Materials provided |
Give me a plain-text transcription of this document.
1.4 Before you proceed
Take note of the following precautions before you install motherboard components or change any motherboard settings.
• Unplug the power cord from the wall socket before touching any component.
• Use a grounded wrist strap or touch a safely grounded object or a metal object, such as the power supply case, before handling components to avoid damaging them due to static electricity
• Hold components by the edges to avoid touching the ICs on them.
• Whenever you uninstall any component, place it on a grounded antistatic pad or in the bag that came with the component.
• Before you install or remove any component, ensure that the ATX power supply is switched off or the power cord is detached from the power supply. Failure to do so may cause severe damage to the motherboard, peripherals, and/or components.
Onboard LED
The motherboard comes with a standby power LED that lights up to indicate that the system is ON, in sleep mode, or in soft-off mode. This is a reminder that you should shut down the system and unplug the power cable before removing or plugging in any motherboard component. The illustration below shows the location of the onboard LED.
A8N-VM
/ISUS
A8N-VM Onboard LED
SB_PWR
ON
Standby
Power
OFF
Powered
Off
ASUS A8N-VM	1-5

Your task | Write out every entry again exactly, please, with nothing missing.

In response |
Give me a plain-text transcription of this document.
1.4 Before you proceed
Take note of the following precautions before you install motherboard components or change any motherboard settings.
• Unplug the power cord from the wall socket before touching any component.
• Use a grounded wrist strap or touch a safely grounded object or a metal object, such as the power supply case, before handling components to avoid damaging them due to static electricity
• Hold components by the edges to avoid touching the ICs on them.
• Whenever you uninstall any component, place it on a grounded antistatic pad or in the bag that came with the component.
• Before you install or remove any component, ensure that the ATX power supply is switched off or the power cord is detached from the power supply. Failure to do so may cause severe damage to the motherboard, peripherals, and/or components.
Onboard LED
The motherboard comes with a standby power LED that lights up to indicate that the system is ON, in sleep mode, or in soft-off mode. This is a reminder that you should shut down the system and unplug the power cable before removing or plugging in any motherboard component. The illustration below shows the location of the onboard LED.
A8N-VM
/ISUS
A8N-VM Onboard LED
SB_PWR
ON
Standby
Power
OFF
Powered
Off
ASUS A8N-VM	1-5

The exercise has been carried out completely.